Provided entries:

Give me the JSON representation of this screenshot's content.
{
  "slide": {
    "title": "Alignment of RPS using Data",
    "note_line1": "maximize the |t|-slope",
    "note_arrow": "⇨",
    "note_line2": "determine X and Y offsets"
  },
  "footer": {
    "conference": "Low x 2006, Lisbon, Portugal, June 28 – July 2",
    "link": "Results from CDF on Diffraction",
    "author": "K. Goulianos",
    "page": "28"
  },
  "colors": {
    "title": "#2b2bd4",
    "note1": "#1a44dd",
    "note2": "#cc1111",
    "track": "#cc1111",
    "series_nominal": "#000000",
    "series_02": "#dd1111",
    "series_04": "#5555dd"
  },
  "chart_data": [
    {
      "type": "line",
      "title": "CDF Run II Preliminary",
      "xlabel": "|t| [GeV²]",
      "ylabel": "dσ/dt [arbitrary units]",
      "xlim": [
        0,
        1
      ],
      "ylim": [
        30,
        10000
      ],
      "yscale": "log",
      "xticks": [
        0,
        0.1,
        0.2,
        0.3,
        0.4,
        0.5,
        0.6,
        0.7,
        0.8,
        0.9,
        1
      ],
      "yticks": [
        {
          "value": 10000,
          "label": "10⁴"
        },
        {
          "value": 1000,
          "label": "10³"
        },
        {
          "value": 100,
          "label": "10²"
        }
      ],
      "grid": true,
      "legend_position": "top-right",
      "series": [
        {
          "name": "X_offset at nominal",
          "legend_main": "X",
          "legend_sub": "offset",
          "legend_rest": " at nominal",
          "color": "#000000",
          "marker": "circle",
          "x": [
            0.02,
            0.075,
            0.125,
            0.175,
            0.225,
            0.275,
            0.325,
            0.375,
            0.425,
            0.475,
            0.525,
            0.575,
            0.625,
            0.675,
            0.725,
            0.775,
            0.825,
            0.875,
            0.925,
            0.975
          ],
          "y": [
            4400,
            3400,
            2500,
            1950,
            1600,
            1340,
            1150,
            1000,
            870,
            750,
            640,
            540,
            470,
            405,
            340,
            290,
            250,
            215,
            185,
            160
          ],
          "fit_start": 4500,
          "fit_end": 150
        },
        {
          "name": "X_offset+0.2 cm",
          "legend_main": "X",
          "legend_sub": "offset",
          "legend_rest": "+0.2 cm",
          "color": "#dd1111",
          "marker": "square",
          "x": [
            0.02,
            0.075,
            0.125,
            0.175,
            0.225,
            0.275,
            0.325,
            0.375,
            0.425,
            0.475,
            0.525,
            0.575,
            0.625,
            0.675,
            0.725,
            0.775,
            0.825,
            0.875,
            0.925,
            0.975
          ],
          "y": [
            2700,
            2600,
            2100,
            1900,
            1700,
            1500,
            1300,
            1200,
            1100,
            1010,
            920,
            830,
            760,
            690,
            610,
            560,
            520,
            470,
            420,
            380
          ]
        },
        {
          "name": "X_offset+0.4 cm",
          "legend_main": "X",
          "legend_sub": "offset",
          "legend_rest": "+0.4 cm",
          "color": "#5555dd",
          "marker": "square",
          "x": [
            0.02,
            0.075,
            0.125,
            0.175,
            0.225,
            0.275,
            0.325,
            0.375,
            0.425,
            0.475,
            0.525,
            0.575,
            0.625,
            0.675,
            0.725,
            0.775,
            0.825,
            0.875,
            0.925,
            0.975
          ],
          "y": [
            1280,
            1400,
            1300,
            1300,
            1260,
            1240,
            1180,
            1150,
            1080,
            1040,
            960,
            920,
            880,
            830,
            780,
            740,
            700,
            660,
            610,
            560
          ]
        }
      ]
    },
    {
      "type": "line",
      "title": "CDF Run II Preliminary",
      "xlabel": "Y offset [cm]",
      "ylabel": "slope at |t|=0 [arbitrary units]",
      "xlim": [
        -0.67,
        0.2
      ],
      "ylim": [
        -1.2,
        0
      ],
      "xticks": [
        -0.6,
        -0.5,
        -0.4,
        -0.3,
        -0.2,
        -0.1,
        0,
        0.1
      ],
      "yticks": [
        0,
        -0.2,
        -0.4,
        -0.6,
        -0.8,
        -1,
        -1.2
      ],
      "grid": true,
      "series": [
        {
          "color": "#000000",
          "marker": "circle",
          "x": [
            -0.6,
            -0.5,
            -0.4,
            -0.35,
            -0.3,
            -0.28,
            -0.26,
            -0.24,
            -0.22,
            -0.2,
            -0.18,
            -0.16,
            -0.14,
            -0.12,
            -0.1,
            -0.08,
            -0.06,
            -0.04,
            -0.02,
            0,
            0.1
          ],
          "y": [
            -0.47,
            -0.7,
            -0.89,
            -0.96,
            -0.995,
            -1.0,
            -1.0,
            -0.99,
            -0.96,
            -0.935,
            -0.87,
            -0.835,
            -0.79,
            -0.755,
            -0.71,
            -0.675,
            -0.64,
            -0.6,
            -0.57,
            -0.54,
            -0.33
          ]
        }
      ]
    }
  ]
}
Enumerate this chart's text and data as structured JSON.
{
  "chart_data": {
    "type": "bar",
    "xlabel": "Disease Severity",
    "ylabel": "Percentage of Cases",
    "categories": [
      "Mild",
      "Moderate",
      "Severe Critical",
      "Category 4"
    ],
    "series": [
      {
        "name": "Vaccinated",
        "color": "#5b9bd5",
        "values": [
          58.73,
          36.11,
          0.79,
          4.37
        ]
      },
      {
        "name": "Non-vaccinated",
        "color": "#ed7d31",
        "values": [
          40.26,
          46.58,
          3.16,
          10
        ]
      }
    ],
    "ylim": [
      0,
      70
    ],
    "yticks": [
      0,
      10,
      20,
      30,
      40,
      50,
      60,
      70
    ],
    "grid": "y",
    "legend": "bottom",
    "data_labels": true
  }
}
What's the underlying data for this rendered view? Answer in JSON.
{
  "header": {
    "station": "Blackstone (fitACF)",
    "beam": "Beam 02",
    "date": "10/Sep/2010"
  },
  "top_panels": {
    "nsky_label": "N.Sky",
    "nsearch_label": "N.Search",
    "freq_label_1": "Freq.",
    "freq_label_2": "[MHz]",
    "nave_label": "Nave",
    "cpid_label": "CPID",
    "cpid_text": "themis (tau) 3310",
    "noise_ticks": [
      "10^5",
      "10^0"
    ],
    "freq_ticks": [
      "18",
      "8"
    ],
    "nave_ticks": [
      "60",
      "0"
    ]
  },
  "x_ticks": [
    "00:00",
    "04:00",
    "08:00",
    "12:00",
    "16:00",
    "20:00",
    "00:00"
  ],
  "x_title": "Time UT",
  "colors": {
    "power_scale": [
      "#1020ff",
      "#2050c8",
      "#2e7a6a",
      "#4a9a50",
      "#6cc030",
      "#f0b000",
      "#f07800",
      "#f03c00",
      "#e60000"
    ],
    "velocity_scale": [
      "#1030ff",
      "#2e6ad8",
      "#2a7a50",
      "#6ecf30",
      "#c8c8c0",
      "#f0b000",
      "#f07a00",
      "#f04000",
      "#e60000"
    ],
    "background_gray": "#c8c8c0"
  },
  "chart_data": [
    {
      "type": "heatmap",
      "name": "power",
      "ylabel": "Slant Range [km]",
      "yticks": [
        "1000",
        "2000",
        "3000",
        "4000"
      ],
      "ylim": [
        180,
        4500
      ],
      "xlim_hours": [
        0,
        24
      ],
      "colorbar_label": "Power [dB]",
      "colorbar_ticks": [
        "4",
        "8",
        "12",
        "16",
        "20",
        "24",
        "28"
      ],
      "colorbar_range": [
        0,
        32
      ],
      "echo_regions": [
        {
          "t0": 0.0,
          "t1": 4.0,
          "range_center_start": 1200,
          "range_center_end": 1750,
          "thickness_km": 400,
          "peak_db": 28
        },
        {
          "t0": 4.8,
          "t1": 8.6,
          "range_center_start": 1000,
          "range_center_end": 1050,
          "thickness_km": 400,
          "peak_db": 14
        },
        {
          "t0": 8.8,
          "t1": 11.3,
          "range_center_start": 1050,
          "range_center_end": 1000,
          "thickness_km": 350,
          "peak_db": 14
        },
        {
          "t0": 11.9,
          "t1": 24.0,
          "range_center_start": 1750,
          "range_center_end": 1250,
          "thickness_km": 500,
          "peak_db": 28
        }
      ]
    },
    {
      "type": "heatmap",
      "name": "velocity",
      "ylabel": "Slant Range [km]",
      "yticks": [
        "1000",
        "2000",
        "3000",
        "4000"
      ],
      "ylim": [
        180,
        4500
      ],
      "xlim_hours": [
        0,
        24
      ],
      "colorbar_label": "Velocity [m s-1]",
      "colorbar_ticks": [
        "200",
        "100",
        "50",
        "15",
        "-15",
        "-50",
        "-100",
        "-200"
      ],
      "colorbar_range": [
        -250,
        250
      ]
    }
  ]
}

Exercise aim:
Which lines contain the word "this"? Return each of them.

Written response:
Give me the JSON representation of this screenshot's content.
Enumerate this chart's text and data as structured JSON.
What's the underlying data for this rendered view? Answer in JSON.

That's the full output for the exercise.